* **EXERCISE PASSAGE**
------
Nicole Yvette Lamb-Hale formerly served as Assistant Secretary of Commerce for Manufacturing and Services. She was confirmed by the United States Senate on February 11, 2010. Prior to being confirmed as Assistant Secretary, she served as Deputy General Counsel of the United States Commerce Department. Currently, she is vice president, Chief Legal Officer and Corporate Secretary for Cummins.

== Life and work ==
Lamb-Hale was born in Detroit, Michigan. She received her B.A. with high honors from the University of Michigan in 1988 and her J.D. from Harvard Law School in 1991.

Before beginning her government service, Lamb-Hale was an equity partner in two international law firms where she specialized in business restructuring and public finance. She joined the law firm of Foley & Lardner in Detroit, and served as managing partner of the firm's Detroit office.

She was a presidential appointee to the U.S. Department of Commerce as the Deputy General Counsel and performed duties as the Chief Operating Officer of that office.
------
* **RECORDS SUPPLIED**
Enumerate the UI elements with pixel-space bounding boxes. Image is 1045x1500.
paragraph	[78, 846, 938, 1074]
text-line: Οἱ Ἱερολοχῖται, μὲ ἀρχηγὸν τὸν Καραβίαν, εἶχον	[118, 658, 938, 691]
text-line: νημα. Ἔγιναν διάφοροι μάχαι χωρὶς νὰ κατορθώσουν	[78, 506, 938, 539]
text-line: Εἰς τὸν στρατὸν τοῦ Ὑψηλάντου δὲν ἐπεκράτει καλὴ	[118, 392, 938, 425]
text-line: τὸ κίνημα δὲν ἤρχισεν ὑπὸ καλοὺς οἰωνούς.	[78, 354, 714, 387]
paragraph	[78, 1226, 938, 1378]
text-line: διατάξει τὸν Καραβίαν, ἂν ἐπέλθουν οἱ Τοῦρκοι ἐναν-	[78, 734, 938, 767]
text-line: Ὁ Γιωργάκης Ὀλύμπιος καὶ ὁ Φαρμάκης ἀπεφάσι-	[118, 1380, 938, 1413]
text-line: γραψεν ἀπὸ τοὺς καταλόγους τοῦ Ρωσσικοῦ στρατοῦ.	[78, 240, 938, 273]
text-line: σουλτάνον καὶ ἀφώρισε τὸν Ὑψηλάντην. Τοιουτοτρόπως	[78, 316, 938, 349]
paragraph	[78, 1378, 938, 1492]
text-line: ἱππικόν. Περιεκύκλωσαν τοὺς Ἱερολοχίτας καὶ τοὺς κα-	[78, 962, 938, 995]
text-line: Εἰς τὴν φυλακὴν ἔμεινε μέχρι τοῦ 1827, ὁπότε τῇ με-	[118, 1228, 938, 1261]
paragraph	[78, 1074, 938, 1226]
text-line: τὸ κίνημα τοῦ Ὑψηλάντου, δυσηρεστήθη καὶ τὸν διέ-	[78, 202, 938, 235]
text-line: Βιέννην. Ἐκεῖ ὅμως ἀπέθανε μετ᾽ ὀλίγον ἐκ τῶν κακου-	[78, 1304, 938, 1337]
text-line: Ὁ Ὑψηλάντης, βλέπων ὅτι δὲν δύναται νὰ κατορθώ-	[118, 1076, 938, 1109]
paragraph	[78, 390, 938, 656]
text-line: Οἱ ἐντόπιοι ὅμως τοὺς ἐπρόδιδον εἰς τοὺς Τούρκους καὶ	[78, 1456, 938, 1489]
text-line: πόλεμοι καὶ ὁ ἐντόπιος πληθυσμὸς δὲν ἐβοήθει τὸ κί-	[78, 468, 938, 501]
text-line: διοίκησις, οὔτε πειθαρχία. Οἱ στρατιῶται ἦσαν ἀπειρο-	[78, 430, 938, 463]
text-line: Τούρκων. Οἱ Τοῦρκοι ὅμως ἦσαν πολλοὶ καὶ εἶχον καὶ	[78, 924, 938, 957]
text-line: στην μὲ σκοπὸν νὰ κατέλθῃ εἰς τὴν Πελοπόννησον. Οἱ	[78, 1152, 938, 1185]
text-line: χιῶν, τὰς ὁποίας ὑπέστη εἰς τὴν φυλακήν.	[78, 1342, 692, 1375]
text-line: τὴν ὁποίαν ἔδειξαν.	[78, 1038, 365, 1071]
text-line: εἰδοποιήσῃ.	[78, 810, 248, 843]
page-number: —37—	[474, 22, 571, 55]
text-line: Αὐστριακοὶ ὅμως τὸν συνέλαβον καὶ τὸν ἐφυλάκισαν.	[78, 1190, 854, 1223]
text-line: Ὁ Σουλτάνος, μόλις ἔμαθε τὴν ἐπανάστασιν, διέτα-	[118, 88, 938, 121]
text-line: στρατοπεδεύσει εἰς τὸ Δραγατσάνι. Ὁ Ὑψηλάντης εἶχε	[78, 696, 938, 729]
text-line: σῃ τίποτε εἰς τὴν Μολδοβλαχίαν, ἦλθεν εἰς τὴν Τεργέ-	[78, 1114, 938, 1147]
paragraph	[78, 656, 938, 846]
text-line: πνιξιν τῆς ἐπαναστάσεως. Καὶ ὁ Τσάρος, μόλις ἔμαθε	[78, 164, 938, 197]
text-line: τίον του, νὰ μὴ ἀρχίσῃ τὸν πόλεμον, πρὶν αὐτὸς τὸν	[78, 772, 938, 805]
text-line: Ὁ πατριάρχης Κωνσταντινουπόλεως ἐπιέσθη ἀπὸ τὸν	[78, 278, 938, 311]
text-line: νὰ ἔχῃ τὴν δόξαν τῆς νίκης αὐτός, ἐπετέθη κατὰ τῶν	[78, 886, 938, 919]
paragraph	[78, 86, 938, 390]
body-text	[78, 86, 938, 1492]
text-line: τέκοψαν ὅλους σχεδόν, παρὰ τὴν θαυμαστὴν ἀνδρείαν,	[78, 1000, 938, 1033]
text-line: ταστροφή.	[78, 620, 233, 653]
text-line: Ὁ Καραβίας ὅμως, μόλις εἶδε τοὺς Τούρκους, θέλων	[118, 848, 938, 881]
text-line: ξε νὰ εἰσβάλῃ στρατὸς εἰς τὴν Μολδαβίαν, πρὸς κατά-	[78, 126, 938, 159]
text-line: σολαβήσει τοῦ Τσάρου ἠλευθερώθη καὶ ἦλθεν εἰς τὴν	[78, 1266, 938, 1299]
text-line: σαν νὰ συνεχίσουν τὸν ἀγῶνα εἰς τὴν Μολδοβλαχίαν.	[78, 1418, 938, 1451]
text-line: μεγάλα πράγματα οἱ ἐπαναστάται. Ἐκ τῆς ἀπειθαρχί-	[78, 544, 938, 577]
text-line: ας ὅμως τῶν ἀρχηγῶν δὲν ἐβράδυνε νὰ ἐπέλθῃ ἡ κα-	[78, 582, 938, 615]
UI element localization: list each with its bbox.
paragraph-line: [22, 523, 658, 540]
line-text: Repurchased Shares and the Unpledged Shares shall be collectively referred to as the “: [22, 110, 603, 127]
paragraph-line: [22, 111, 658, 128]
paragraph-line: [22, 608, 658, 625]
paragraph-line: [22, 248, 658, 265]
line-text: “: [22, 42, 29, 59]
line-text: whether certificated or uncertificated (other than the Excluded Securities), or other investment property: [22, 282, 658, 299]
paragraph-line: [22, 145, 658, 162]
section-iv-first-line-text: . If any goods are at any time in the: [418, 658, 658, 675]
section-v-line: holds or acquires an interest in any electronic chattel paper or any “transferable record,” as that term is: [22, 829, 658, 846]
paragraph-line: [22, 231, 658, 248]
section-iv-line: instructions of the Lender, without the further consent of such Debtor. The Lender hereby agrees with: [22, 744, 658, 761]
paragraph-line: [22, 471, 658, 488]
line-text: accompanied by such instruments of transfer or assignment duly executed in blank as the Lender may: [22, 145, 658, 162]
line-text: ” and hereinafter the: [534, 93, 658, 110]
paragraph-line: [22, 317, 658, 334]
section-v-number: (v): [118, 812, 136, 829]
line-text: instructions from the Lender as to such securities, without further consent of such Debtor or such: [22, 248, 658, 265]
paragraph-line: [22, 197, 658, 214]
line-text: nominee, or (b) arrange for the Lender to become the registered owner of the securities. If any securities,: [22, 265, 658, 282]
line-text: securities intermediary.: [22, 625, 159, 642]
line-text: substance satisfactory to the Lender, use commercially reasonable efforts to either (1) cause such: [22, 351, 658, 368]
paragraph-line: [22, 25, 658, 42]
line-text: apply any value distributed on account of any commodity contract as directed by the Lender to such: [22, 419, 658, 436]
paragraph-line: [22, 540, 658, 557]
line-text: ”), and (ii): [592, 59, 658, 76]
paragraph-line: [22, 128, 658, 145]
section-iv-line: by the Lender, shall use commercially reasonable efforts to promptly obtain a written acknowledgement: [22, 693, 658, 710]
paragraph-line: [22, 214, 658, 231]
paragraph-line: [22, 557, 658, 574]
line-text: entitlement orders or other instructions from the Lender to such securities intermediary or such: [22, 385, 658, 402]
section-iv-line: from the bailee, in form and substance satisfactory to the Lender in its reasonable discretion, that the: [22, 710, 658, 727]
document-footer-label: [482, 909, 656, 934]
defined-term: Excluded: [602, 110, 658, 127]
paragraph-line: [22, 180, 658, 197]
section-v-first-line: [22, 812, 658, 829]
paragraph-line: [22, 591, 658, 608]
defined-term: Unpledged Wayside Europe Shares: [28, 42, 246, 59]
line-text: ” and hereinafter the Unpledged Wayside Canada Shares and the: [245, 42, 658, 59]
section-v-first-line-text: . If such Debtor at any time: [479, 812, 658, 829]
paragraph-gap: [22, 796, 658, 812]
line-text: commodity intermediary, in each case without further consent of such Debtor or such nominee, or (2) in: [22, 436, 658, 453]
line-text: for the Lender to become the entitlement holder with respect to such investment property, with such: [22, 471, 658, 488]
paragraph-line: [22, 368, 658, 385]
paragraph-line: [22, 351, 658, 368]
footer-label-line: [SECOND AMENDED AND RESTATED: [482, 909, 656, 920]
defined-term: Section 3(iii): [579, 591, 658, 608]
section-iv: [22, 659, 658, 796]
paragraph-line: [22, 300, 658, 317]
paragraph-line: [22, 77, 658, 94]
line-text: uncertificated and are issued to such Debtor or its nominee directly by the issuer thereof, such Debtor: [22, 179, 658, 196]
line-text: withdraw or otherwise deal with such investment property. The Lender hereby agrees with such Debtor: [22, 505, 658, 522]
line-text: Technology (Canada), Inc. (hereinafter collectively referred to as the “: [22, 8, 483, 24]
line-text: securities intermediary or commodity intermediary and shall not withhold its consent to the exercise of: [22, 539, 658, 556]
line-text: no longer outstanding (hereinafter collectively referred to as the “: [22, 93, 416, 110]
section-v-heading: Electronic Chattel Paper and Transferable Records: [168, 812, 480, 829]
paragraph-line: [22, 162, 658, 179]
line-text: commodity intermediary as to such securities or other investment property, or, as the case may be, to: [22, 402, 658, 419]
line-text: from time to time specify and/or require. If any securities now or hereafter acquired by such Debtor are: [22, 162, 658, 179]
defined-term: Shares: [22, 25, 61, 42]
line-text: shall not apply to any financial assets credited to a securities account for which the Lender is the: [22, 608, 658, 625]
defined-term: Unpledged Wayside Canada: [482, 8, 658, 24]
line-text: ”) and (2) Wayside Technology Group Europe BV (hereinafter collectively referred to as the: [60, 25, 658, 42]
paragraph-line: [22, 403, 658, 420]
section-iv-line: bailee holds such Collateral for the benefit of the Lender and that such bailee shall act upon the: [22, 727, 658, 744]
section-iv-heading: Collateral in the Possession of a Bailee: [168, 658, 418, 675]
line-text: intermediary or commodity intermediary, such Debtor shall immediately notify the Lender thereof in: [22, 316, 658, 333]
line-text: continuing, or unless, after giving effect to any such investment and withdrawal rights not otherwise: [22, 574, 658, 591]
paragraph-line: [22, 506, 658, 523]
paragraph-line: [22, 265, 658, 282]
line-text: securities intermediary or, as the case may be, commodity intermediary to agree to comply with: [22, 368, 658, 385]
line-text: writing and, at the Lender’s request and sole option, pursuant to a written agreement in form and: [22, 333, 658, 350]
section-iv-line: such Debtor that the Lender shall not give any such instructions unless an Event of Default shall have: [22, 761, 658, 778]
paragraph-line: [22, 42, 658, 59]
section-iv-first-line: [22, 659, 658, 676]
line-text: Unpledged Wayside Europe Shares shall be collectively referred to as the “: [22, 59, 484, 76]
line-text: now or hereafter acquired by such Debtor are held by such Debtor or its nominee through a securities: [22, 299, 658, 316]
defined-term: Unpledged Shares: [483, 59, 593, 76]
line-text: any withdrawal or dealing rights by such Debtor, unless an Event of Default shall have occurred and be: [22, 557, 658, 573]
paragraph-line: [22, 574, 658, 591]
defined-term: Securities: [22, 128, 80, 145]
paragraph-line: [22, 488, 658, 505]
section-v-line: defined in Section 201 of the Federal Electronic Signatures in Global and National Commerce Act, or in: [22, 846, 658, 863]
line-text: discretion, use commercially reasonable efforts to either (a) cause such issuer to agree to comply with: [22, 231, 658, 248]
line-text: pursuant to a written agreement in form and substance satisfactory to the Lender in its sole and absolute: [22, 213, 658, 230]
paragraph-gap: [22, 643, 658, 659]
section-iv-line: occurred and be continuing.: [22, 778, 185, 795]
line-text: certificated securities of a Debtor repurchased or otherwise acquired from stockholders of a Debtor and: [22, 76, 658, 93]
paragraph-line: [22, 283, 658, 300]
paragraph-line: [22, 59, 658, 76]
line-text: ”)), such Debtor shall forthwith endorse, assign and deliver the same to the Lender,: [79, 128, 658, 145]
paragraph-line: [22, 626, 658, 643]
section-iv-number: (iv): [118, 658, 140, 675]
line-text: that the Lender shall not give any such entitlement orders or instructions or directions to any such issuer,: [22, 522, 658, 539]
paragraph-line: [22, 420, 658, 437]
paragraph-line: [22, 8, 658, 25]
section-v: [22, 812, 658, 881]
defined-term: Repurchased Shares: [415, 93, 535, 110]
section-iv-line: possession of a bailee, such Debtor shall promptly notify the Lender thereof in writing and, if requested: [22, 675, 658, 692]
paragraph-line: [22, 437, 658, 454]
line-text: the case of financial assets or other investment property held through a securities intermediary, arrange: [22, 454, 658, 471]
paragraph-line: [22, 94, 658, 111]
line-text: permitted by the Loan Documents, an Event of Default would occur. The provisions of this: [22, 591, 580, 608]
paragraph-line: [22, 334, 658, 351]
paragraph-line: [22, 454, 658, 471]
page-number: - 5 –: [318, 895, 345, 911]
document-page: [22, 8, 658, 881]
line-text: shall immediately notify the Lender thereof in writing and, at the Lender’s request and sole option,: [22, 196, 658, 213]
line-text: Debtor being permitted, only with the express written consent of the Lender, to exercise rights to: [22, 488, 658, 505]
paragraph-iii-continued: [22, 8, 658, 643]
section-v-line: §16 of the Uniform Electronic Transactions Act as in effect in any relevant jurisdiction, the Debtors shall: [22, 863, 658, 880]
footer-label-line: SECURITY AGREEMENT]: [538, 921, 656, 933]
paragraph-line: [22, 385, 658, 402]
------
* **THINGS TO DO**
a) Can you echo the stretch from "Before beginning her" through "of that office." in the passage on Nicole Lamb-Hale?
b) What comes next in the passage on Nicole Lamb-Hale? Continue it from the point where it stops.
The records have nothing to do with this exercise.

* **ANSWERS FOR THE EXERCISE**
a)
Before beginning her government service, Lamb-Hale was an equity partner in two international law firms where she specialized in business restructuring and public finance. She joined the law firm of Foley & Lardner in Detroit, and served as managing partner of the firm's Detroit office.

She was a presidential appointee to the U.S. Department of Commerce as the Deputy General Counsel and performed duties as the Chief Operating Officer of that office.

b)
Another presidential appointment named her Assistant Secretary for Manufacturing and Services in the U.S. Department of Commerce's International Trade Administration (ITA). As the ITA Chief Executive Officer, she connected U.S. industry with the federal government it ease access to international markets for U.S. exports.

At Cummins, she takes responsibility for the company's legal matters around the world and oversees teams of attorneys and legal professionals.

She is a life member of Delta Sigma Theta sorority; a member of The Links, Incorporated; and a member of Jack & Jill of America. In addition, Lamb-Hale served as a member of President Barack Obama's National Finance Committee and was a co-chair and Deputy General Counsel of the Michigan Campaign for Change. She was also selected as one of the 50 Black Women Over 50.